# START OF Passage

FIG. 18 illustrates another example of SSB-to-RACH occasion mapping according to an xDD mapping rule of an exemplary embodiment. FIG. 18 corresponds with the first example of the xDD mapping rule described above. In this example, it is assumed that all RACH occasions are configured by a single RACH configuration or by different RACH configurations with the same parameters (msg1-FDM=two, and ssb-perRACH-Occasion=oneHalf). It should be noted that only one DL slot of every three DL slots is operated in xDD in this example. In this exemplary embodiment, the xDD mapping rule indicates to start from the index (or indices) of the last SSB beam (or beams) mapped to a RACH occasion in the preceding UL slot, and to apply an offset value of −1 to the index of the last SSB beam, which depends on the RACH configuration. The network (e.g., an xDD-capable base station) may indicate the offset value to the xDD-aware UE, for example, via RRC (re) configuration or via dynamic indication in downlink control information (DCI).

Referring to FIG. 18, subframe #2 has RACH occasions #0 and #1 mapped to SSB beam #0, RACH occasions #2 and #3 mapped to SSB beam #1, RACH occasions #4 and #5 mapped to SSB beam #0, and RACH occasions #6 and #7 mapped to SSB beam #1. RACH occasions #0, #1, #2, #3 are within an UL slot, and RACH occasions #4, #5, #6, and #7 are within a DL slot. In other words, when mapping RACH occasions to SSB beams in the DL slot, an offset value of −1 is applied to the index of the last SSB beam (SSB #1) mapped to a RACH occasion in the preceding UL slot, and thus the mapping of RACH occasions in the DL slot starts from SSB beam #0 (1−1=0). According to the xDD mapping rule, RACH occasions #0, #1, #2, #3, #4, #5, #6 and #7 are considered as valid. Otherwise, according to the legacy rule, RACH occasions #4, #5, #6 and #7 would not be considered as valid, since they are within a DL slot. According to this xDD mapping rule, RACH occasions #4, #5, #6 and #7 are mapped to the same SSB beams as RACH occasions #0, #1, #2 and #3, respectively.

The xDD mapping rule may be known at the UE by means of at least one of the following three approaches.

In one approach, the xDD mapping rule may be pre-defined in the 3GPP specification followed by the UE.

In another approach, a set of xDD mapping rules may be pre-defined in the 3GPP specification followed by the UE, and the base station may indicate, or broadcast, which rule from the set should be applied by the UE. The base station may broadcast the mapping rule to one or more UEs by using higher-layer signalling, such as SIB1 or remaining minimum system information (RMSI). FIG. 19 illustrates a flow chart according to an exemplary embodiment, wherein an indication indicating a mapping rule is received 1901 from a base station, and the mapping rule is selected 1902 from a set of pre-defined mapping rules based on the indication. One or more SSB beams are mapped 1903, or assigned, based on the selected mapping rule to at least one RACH occasion that overlaps with one or more DL symbols. The functions illustrated in FIG. 19 may be performed by an apparatus such as, or comprised in, a terminal device (e.g., an xDD-aware UE).

# END OF Passage

### [Task brief]
Reproduce the passage on SSB-to-RACH occasion mapping verbatim, between "The xDD mapping rule may be known" and "followed by the UE.", inclusive.

# START OF Recorded data

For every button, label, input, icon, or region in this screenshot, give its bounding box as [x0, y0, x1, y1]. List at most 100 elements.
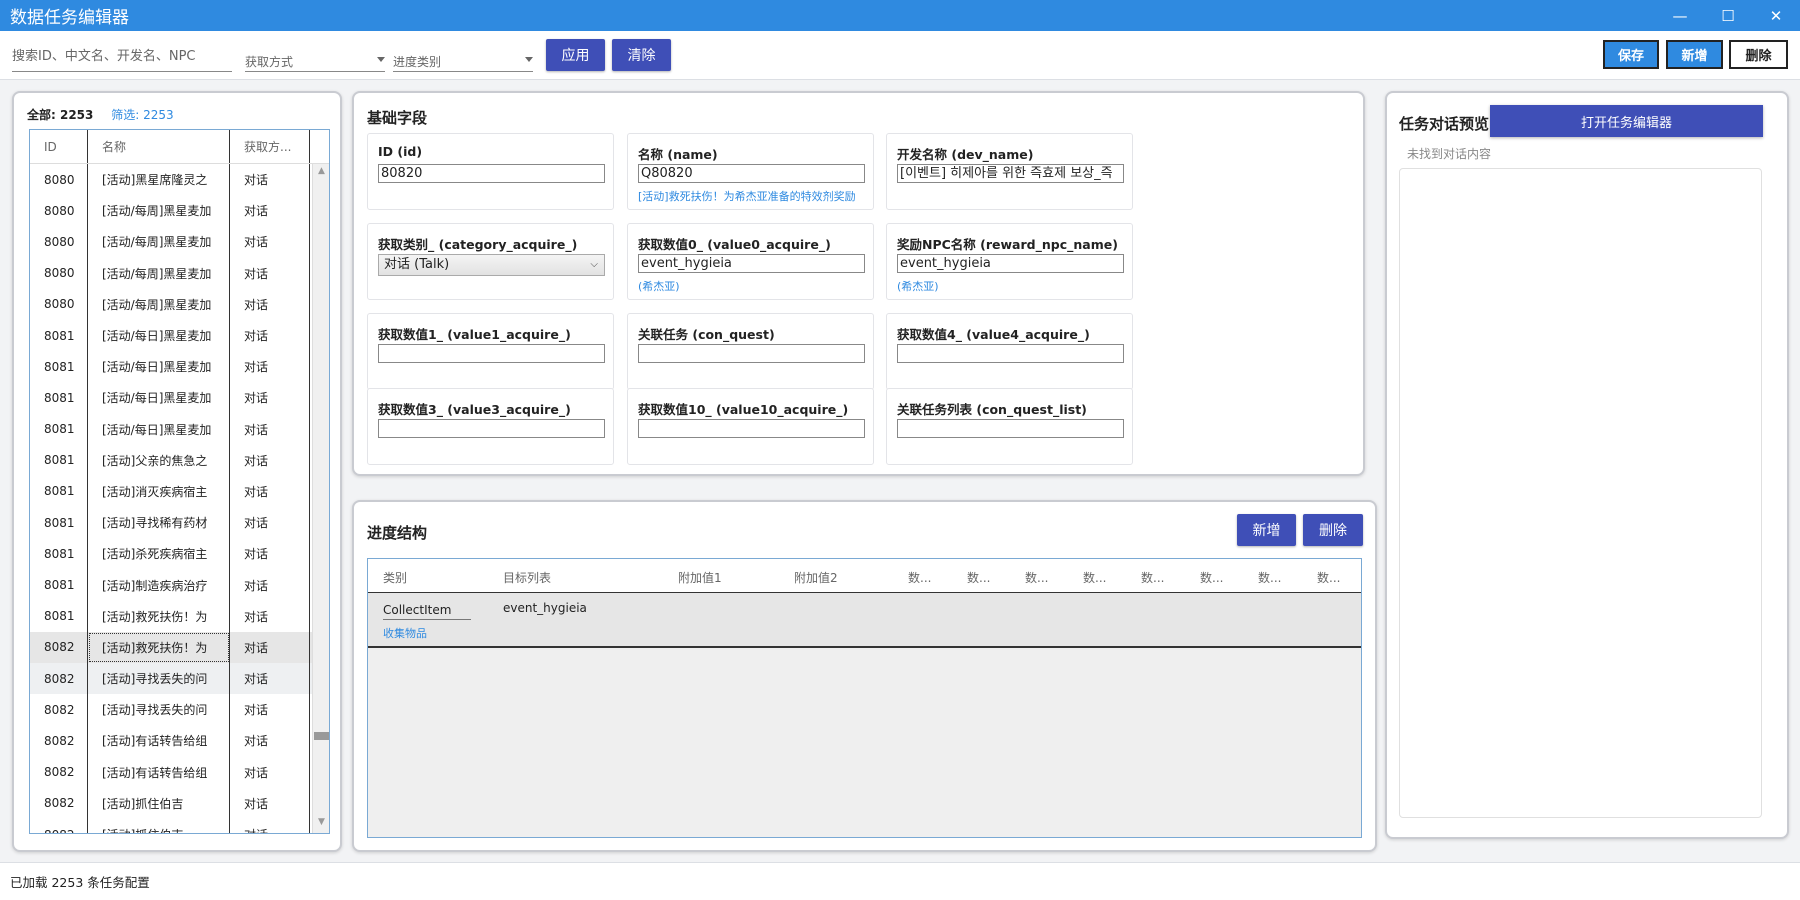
table-row[interactable]: 8081 [活动/每日]黑星麦加 对话 — [30, 319, 329, 352]
progress-delete-button[interactable]: 删除 — [1303, 514, 1363, 546]
cell-id: 8080 — [30, 195, 88, 227]
progress-column-header[interactable]: 数... — [1258, 569, 1281, 586]
progress-column-header[interactable]: 附加值2 — [794, 569, 838, 586]
cell-id: 8081 — [30, 538, 88, 570]
field-label: 关联任务 (con_quest) — [638, 327, 775, 342]
window-title: 数据任务编辑器 — [10, 8, 129, 28]
search-input[interactable]: 搜索ID、中文名、开发名、NPC — [12, 41, 232, 72]
table-row[interactable]: 8081 [活动/每日]黑星麦加 对话 — [30, 351, 329, 383]
value0-acquire-input[interactable]: event_hygieia — [638, 254, 865, 273]
progress-column-header[interactable]: 目标列表 — [503, 569, 551, 586]
table-row[interactable]: 8080 [活动/每周]黑星麦加 对话 — [30, 226, 329, 258]
table-row[interactable]: 8081 [活动/每日]黑星麦加 对话 — [30, 413, 329, 445]
reward-npc-name-input[interactable]: event_hygieia — [897, 254, 1124, 273]
table-row[interactable]: 8081 [活动]寻找稀有药材 对话 — [30, 507, 329, 539]
table-row[interactable]: 8082 [活动]寻找丢失的问 对话 — [30, 694, 329, 726]
column-header-id[interactable]: ID — [30, 130, 88, 163]
open-quest-editor-button[interactable]: 打开任务编辑器 — [1490, 105, 1763, 137]
cell-acquire: 对话 — [230, 756, 310, 788]
progress-column-header[interactable]: 数... — [908, 569, 931, 586]
table-row[interactable]: 8082[活动]抓住伯吉对话 — [30, 787, 329, 819]
column-header-acquire[interactable]: 获取方... — [230, 130, 310, 163]
progress-column-header[interactable]: 附加值1 — [678, 569, 722, 586]
cell-name: [活动]寻找稀有药材 — [88, 507, 230, 539]
field-label: 开发名称 (dev_name) — [897, 147, 1034, 162]
new-button[interactable]: 新增 — [1666, 40, 1723, 69]
cell-name: [活动]有话转告给组 — [88, 756, 230, 788]
value1-acquire-input[interactable] — [378, 344, 605, 363]
delete-button[interactable]: 删除 — [1729, 40, 1788, 69]
cell-id: 8081 — [30, 475, 88, 508]
progress-column-header[interactable]: 数... — [967, 569, 990, 586]
con-quest-list-input[interactable] — [897, 419, 1124, 438]
table-row[interactable]: 8082 [活动]救死扶伤！为 对话 — [30, 631, 329, 663]
close-icon[interactable]: ✕ — [1752, 0, 1800, 31]
scroll-thumb[interactable] — [314, 732, 329, 740]
name-input[interactable]: Q80820 — [638, 164, 865, 183]
value4-acquire-input[interactable] — [897, 344, 1124, 363]
vertical-scrollbar[interactable]: ▲ ▼ — [312, 164, 329, 833]
save-button[interactable]: 保存 — [1603, 40, 1659, 69]
table-row[interactable]: 8080 [活动]黑星席隆灵之 对话 — [30, 164, 329, 196]
table-row[interactable]: 8082 [活动]有话转告给组 对话 — [30, 756, 329, 788]
progress-column-header[interactable]: 数... — [1141, 569, 1164, 586]
cell-name: [活动/每周]黑星麦加 — [88, 257, 230, 289]
table-row[interactable]: 8081 [活动]消灭疾病宿主 对话 — [30, 475, 329, 508]
cell-name: [活动]寻找丢失的问 — [88, 694, 230, 726]
table-row[interactable]: 8081 [活动]父亲的焦急之 对话 — [30, 444, 329, 476]
table-row[interactable]: 8080 [活动/每周]黑星麦加 对话 — [30, 288, 329, 320]
apply-button[interactable]: 应用 — [546, 39, 605, 71]
cell-acquire: 对话 — [230, 538, 310, 570]
progress-column-header[interactable]: 数... — [1083, 569, 1106, 586]
scroll-down-icon[interactable]: ▼ — [313, 817, 329, 831]
progress-targets[interactable]: event_hygieia — [503, 601, 587, 615]
id-input[interactable]: 80820 — [378, 164, 605, 183]
progress-category[interactable]: CollectItem — [383, 603, 471, 620]
table-row[interactable]: 8081 [活动]制造疾病治疗 对话 — [30, 569, 329, 601]
progress-row[interactable]: CollectItem 收集物品 event_hygieia — [368, 593, 1361, 648]
progress-new-button[interactable]: 新增 — [1237, 514, 1296, 546]
table-row[interactable]: 8082 [活动]有话转告给组 对话 — [30, 725, 329, 757]
table-row[interactable]: 8081 [活动]救死扶伤！为 对话 — [30, 600, 329, 632]
cell-acquire: 对话 — [230, 226, 310, 258]
acquire-type-select[interactable]: 获取方式 — [245, 45, 385, 72]
field-label: 关联任务列表 (con_quest_list) — [897, 402, 1087, 417]
cell-name: [活动/每日]黑星麦加 — [88, 382, 230, 414]
value3-acquire-input[interactable] — [378, 419, 605, 438]
cell-name: [活动]消灭疾病宿主 — [88, 475, 230, 508]
progress-column-header[interactable]: 数... — [1025, 569, 1048, 586]
table-row[interactable]: 8082[活动]抓住伯吉对话 — [30, 818, 329, 833]
cell-id: 8082 — [30, 725, 88, 757]
clear-button[interactable]: 清除 — [612, 39, 671, 71]
table-row[interactable]: 8082 [活动]寻找丢失的问 对话 — [30, 663, 329, 695]
table-row[interactable]: 8080 [活动/每周]黑星麦加 对话 — [30, 195, 329, 227]
value10-acquire-input[interactable] — [638, 419, 865, 438]
cell-name: [活动/每日]黑星麦加 — [88, 351, 230, 383]
field-con-quest: 关联任务 (con_quest) — [627, 313, 874, 390]
progress-column-header[interactable]: 数... — [1317, 569, 1340, 586]
table-row[interactable]: 8080 [活动/每周]黑星麦加 对话 — [30, 257, 329, 289]
maximize-icon[interactable]: ☐ — [1704, 0, 1752, 31]
window-controls: — ☐ ✕ — [1656, 0, 1800, 31]
column-header-name[interactable]: 名称 — [88, 130, 230, 163]
category-acquire-select[interactable]: 对话 (Talk) ⌵ — [378, 254, 605, 276]
dev-name-input[interactable]: [이벤트] 히제아를 위한 즉효제 보상_즉 — [897, 164, 1124, 183]
cell-name: [活动/每日]黑星麦加 — [88, 413, 230, 445]
field-value1-acquire: 获取数值1_ (value1_acquire_) — [367, 313, 614, 390]
grid-header: ID 名称 获取方... — [30, 130, 329, 164]
table-row[interactable]: 8081 [活动/每日]黑星麦加 对话 — [30, 382, 329, 414]
scroll-up-icon[interactable]: ▲ — [313, 166, 329, 180]
cell-acquire: 对话 — [230, 787, 310, 819]
minimize-icon[interactable]: — — [1656, 0, 1704, 31]
progress-column-header[interactable]: 数... — [1200, 569, 1223, 586]
field-name: 名称 (name) Q80820 [活动]救死扶伤！为希杰亚准备的特效剂奖励 — [627, 133, 874, 210]
progress-column-header[interactable]: 类别 — [383, 569, 407, 586]
cell-id: 8081 — [30, 382, 88, 414]
cell-id: 8080 — [30, 226, 88, 258]
preview-title: 任务对话预览 — [1399, 115, 1490, 133]
progress-type-select[interactable]: 进度类别 — [393, 45, 533, 72]
table-row[interactable]: 8081 [活动]杀死疾病宿主 对话 — [30, 538, 329, 570]
cell-id: 8081 — [30, 351, 88, 383]
con-quest-input[interactable] — [638, 344, 865, 363]
cell-acquire: 对话 — [230, 164, 310, 196]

# END OF Recorded data

### [The result]
The xDD mapping rule may be known at the UE by means of at least one of the following three approaches.

In one approach, the xDD mapping rule may be pre-defined in the 3GPP specification followed by the UE.